» Set task:
Collect every line from the entries below that contains the string "砂浆抹面".

[start Record excerpts]

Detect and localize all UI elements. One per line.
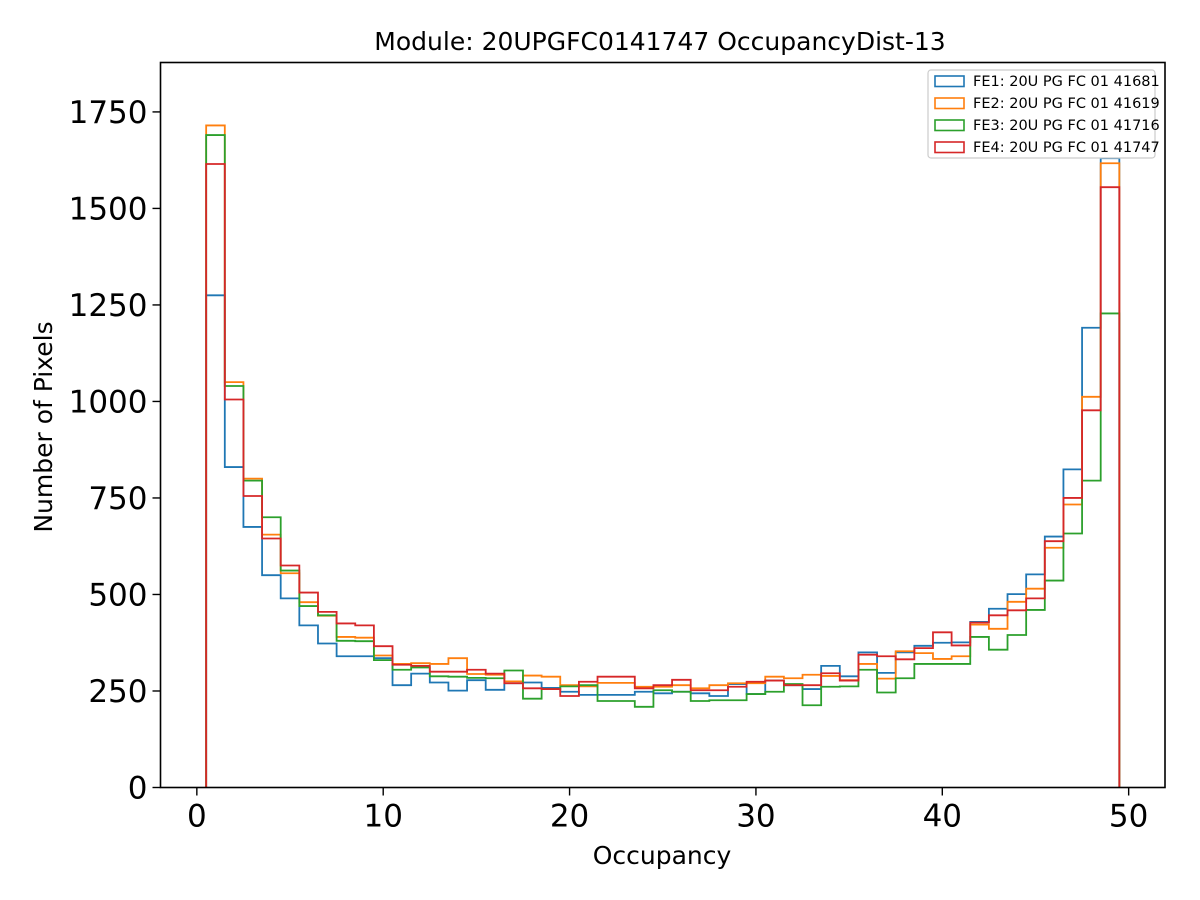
y-tick-label: 1750	[69, 95, 148, 131]
y-tick-label: 1500	[69, 191, 148, 227]
y-tick-label: 1000	[69, 384, 148, 420]
histogram-series	[205, 124, 1121, 788]
x-axis-label: Occupancy	[593, 841, 732, 870]
legend-swatch-icon	[934, 119, 965, 132]
series-path-fe4	[205, 163, 1121, 788]
legend-label: FE2: 20U PG FC 01 41619	[973, 96, 1160, 112]
y-axis-label: Number of Pixels	[29, 321, 58, 532]
legend-entry: FE4: 20U PG FC 01 41747	[934, 140, 1160, 156]
legend-swatch-icon	[934, 75, 965, 88]
x-tick-label: 20	[550, 799, 589, 835]
x-tick-label: 40	[923, 799, 962, 835]
legend-label: FE3: 20U PG FC 01 41716	[973, 118, 1160, 134]
x-tick-label: 50	[1109, 799, 1148, 835]
y-tick-label: 750	[88, 481, 147, 517]
y-axis-ticks: 0 250 500 750 1000 1250 1500 1750	[69, 95, 161, 807]
legend-entry: FE1: 20U PG FC 01 41681	[934, 74, 1160, 90]
legend-entry: FE3: 20U PG FC 01 41716	[934, 118, 1160, 134]
series-path-fe3	[205, 134, 1121, 788]
legend: FE1: 20U PG FC 01 41681 FE2: 20U PG FC 01…	[927, 69, 1160, 159]
plot-frame	[159, 61, 1166, 789]
x-tick-label: 0	[187, 799, 207, 835]
chart-title: Module: 20UPGFC0141747 OccupancyDist-13	[374, 27, 945, 56]
legend-label: FE4: 20U PG FC 01 41747	[973, 140, 1160, 156]
x-tick-label: 10	[363, 799, 402, 835]
x-axis-ticks: 0 10 20 30 40 50	[187, 787, 1148, 835]
legend-swatch-icon	[934, 141, 965, 154]
legend-label: FE1: 20U PG FC 01 41681	[973, 74, 1160, 90]
y-tick-label: 250	[88, 674, 147, 710]
legend-entry: FE2: 20U PG FC 01 41619	[934, 96, 1160, 112]
y-tick-label: 1250	[69, 288, 148, 324]
y-tick-label: 0	[128, 771, 148, 807]
legend-swatch-icon	[934, 97, 965, 110]
y-tick-label: 500	[88, 577, 147, 613]
legend-box	[927, 69, 1156, 159]
x-tick-label: 30	[736, 799, 775, 835]
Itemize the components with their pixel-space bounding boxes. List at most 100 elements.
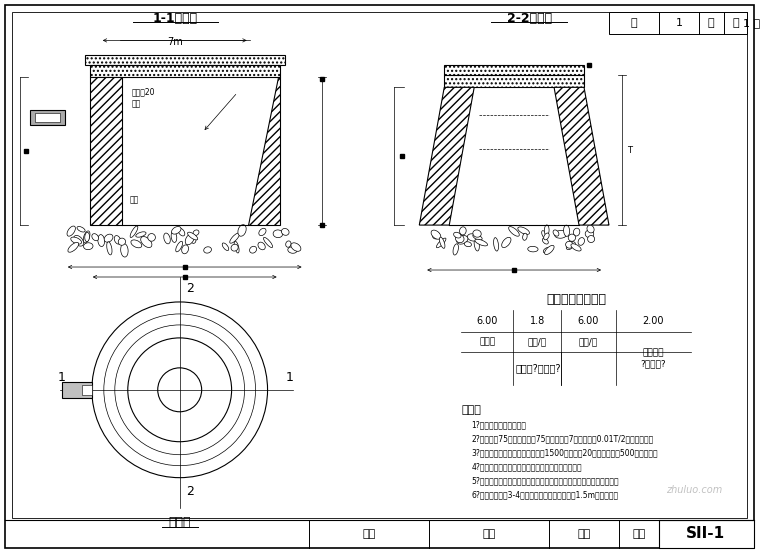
Ellipse shape xyxy=(193,230,199,236)
Ellipse shape xyxy=(587,236,594,243)
Text: 1-1剖面图: 1-1剖面图 xyxy=(152,12,198,25)
Ellipse shape xyxy=(568,234,575,241)
Polygon shape xyxy=(248,77,280,225)
Ellipse shape xyxy=(136,232,146,237)
Text: 第: 第 xyxy=(631,18,637,28)
Text: 1: 1 xyxy=(58,371,66,384)
Text: 图号: 图号 xyxy=(632,529,645,539)
Text: 共: 共 xyxy=(733,18,739,28)
Text: 井筒: 井筒 xyxy=(131,100,141,109)
Bar xyxy=(65,225,305,255)
Ellipse shape xyxy=(518,227,530,234)
Ellipse shape xyxy=(543,233,549,240)
Ellipse shape xyxy=(114,236,121,244)
Ellipse shape xyxy=(171,231,177,242)
Ellipse shape xyxy=(230,233,239,243)
Ellipse shape xyxy=(527,247,538,252)
Ellipse shape xyxy=(464,242,471,247)
Ellipse shape xyxy=(238,225,246,236)
Text: 渗水井工程数量表: 渗水井工程数量表 xyxy=(546,294,606,306)
Ellipse shape xyxy=(568,242,575,246)
Ellipse shape xyxy=(587,225,594,233)
Text: 1 页: 1 页 xyxy=(743,18,760,28)
Ellipse shape xyxy=(188,232,198,240)
Text: 竹筋毡20: 竹筋毡20 xyxy=(131,88,155,97)
Ellipse shape xyxy=(523,233,527,241)
Text: 页: 页 xyxy=(708,18,714,28)
Text: T: T xyxy=(627,145,632,155)
Ellipse shape xyxy=(163,233,170,244)
Text: zhuluo.com: zhuluo.com xyxy=(666,484,722,494)
Bar xyxy=(35,113,60,122)
Text: 1.8: 1.8 xyxy=(530,316,545,326)
Text: 6?当地面坡度为3-4度，砖浇块尺寸中尺中间距1.5m以上设铸？: 6?当地面坡度为3-4度，砖浇块尺寸中尺中间距1.5m以上设铸？ xyxy=(471,491,619,500)
Ellipse shape xyxy=(234,241,239,253)
Ellipse shape xyxy=(555,231,567,238)
Text: 6.00: 6.00 xyxy=(578,316,599,326)
Ellipse shape xyxy=(502,237,511,248)
Ellipse shape xyxy=(571,244,581,251)
Ellipse shape xyxy=(436,238,446,248)
Ellipse shape xyxy=(565,241,573,248)
Text: 平面图: 平面图 xyxy=(169,516,191,529)
Text: 1?图中尺寸均按毫米计？: 1?图中尺寸均按毫米计？ xyxy=(471,421,526,430)
Bar xyxy=(609,13,747,34)
Ellipse shape xyxy=(432,232,440,239)
Text: 砼副体?立方米?: 砼副体?立方米? xyxy=(516,363,562,373)
Ellipse shape xyxy=(288,247,297,253)
Text: 2: 2 xyxy=(185,282,194,295)
Ellipse shape xyxy=(585,230,594,238)
Ellipse shape xyxy=(578,238,584,246)
Ellipse shape xyxy=(264,237,273,248)
Ellipse shape xyxy=(545,246,554,254)
Ellipse shape xyxy=(176,241,182,252)
Ellipse shape xyxy=(85,232,90,242)
Ellipse shape xyxy=(493,238,499,251)
Ellipse shape xyxy=(542,231,547,239)
Text: 1: 1 xyxy=(286,371,293,384)
Text: 收口段: 收口段 xyxy=(479,337,496,346)
Ellipse shape xyxy=(573,228,580,236)
Text: 井高/米: 井高/米 xyxy=(527,337,546,346)
Ellipse shape xyxy=(543,238,548,244)
Polygon shape xyxy=(420,87,474,225)
Text: SII-1: SII-1 xyxy=(686,526,725,541)
Bar xyxy=(659,520,754,547)
Ellipse shape xyxy=(204,247,211,253)
Ellipse shape xyxy=(231,244,238,251)
Ellipse shape xyxy=(84,243,93,249)
Ellipse shape xyxy=(475,239,488,246)
Ellipse shape xyxy=(182,245,188,254)
Ellipse shape xyxy=(67,226,75,236)
Ellipse shape xyxy=(258,242,265,250)
Ellipse shape xyxy=(98,234,105,247)
Bar xyxy=(90,77,122,225)
Text: 4?收入大于需增加砖筒部分厚度为？混凝土上部尺？: 4?收入大于需增加砖筒部分厚度为？混凝土上部尺？ xyxy=(471,463,582,472)
Bar xyxy=(30,110,65,125)
Ellipse shape xyxy=(77,227,85,232)
Ellipse shape xyxy=(104,234,113,242)
Ellipse shape xyxy=(291,243,301,251)
Bar xyxy=(445,75,584,87)
Ellipse shape xyxy=(131,240,142,248)
Ellipse shape xyxy=(460,227,466,235)
Text: 3?当地下水位不稳定时采用下头尺1500毫米？外20毫米？外侧铺500毫米碎石？: 3?当地下水位不稳定时采用下头尺1500毫米？外20毫米？外侧铺500毫米碎石？ xyxy=(471,448,658,458)
Polygon shape xyxy=(554,87,609,225)
Ellipse shape xyxy=(178,228,185,236)
Text: 砂浆抹面
?平方米?: 砂浆抹面 ?平方米? xyxy=(641,348,667,368)
Text: 6.00: 6.00 xyxy=(477,316,498,326)
Bar xyxy=(461,310,691,385)
Ellipse shape xyxy=(222,243,229,251)
Text: 5?井筒钢筋应由底部铺垫到顶？井筒底部钢筋由底板面上至许缝线处？: 5?井筒钢筋应由底部铺垫到顶？井筒底部钢筋由底板面上至许缝线处？ xyxy=(471,477,619,486)
Ellipse shape xyxy=(119,238,125,246)
Ellipse shape xyxy=(453,244,458,255)
Ellipse shape xyxy=(191,237,196,243)
Text: 审核: 审核 xyxy=(578,529,591,539)
Text: 1: 1 xyxy=(676,18,682,28)
Ellipse shape xyxy=(92,234,99,241)
Ellipse shape xyxy=(553,230,559,236)
Bar xyxy=(62,382,92,398)
Ellipse shape xyxy=(455,234,464,243)
Ellipse shape xyxy=(185,233,195,245)
Bar xyxy=(85,55,284,65)
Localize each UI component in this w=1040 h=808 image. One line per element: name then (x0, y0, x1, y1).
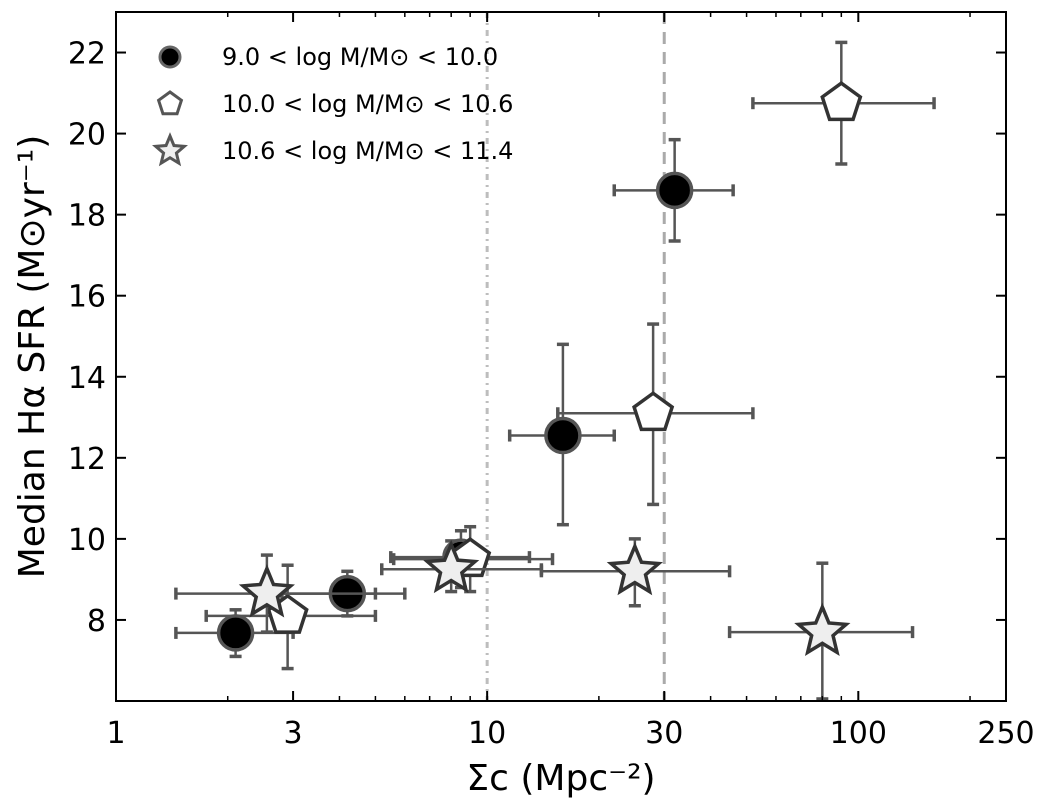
x-tick-label: 100 (830, 716, 887, 751)
data-point-star (794, 602, 851, 657)
y-tick-label: 8 (87, 604, 106, 639)
y-tick-label: 18 (68, 199, 106, 234)
legend-item: 9.0 < log M/M⊙ < 10.0 (158, 43, 498, 71)
legend-label: 10.6 < log M/M⊙ < 11.4 (222, 137, 513, 165)
x-tick-label: 3 (284, 716, 303, 751)
x-tick-label: 250 (977, 716, 1034, 751)
x-tick-label: 30 (645, 716, 683, 751)
y-axis-title: Median Hα SFR (M⊙yr⁻¹) (12, 135, 53, 579)
y-tick-label: 14 (68, 361, 106, 396)
y-tick-label: 16 (68, 280, 106, 315)
data-point-pentagon (632, 391, 675, 432)
axis-ticks: 1 3 10 30 100 250 8 10 12 14 16 18 20 22 (68, 12, 1035, 751)
series-3 (174, 537, 915, 701)
y-tick-label: 12 (68, 442, 106, 477)
reference-lines (485, 12, 666, 701)
legend-item: 10.0 < log M/M⊙ < 10.6 (156, 90, 513, 118)
legend-item: 10.6 < log M/M⊙ < 11.4 (152, 132, 513, 167)
x-axis-title: Σc (Mpc⁻²) (466, 758, 655, 799)
legend-marker-star (152, 132, 188, 167)
data-point-pentagon (820, 81, 863, 122)
legend-label: 9.0 < log M/M⊙ < 10.0 (222, 43, 498, 71)
data-point-circle (544, 416, 582, 455)
legend-label: 10.0 < log M/M⊙ < 10.6 (222, 90, 513, 118)
data-point-star (606, 541, 663, 596)
data-points (174, 40, 936, 701)
data-point-circle (655, 171, 694, 210)
legend: 9.0 < log M/M⊙ < 10.0 10.0 < log M/M⊙ < 1… (152, 43, 513, 167)
legend-marker-pentagon (156, 90, 184, 116)
data-point-star (423, 539, 480, 594)
x-tick-label: 1 (106, 716, 125, 751)
y-tick-label: 10 (68, 523, 106, 558)
legend-marker-circle (158, 45, 182, 69)
y-tick-label: 22 (68, 37, 106, 72)
plot-area-frame (115, 11, 1007, 702)
y-tick-label: 20 (68, 118, 106, 153)
data-point-star (238, 564, 295, 618)
data-point-circle (216, 614, 255, 652)
x-tick-label: 10 (468, 716, 506, 751)
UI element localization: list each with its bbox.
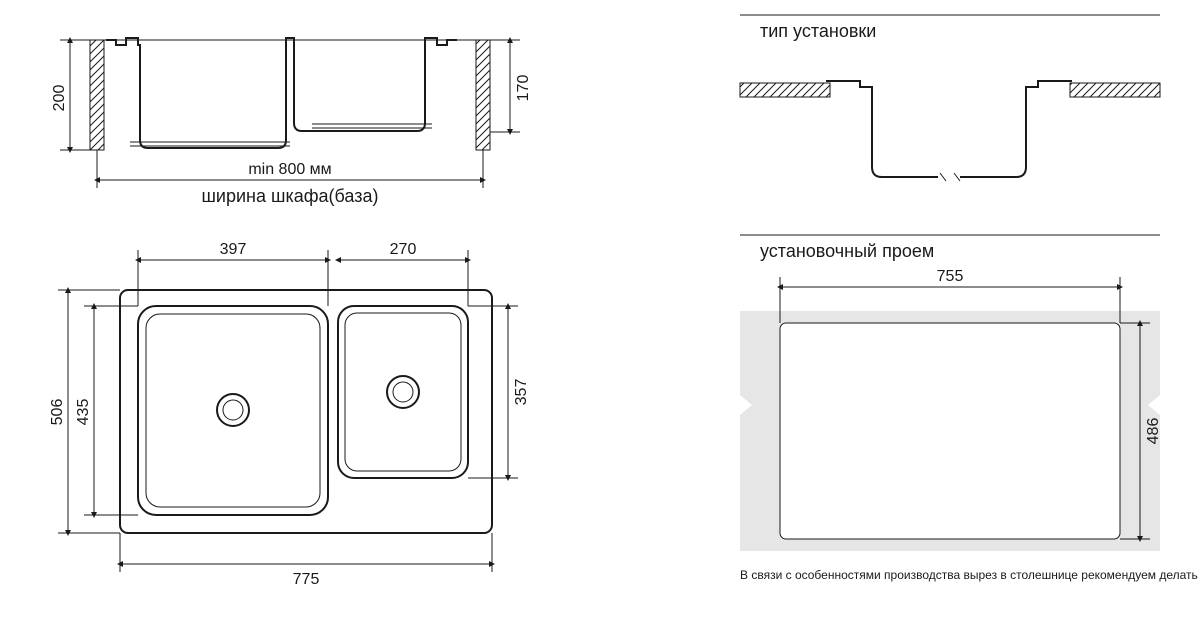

[end Record excerpts]

» Complete response:
Text: 砂浆抹面
?平方米?: 砂浆抹面 ?平方米? xyxy=(641,348,667,368)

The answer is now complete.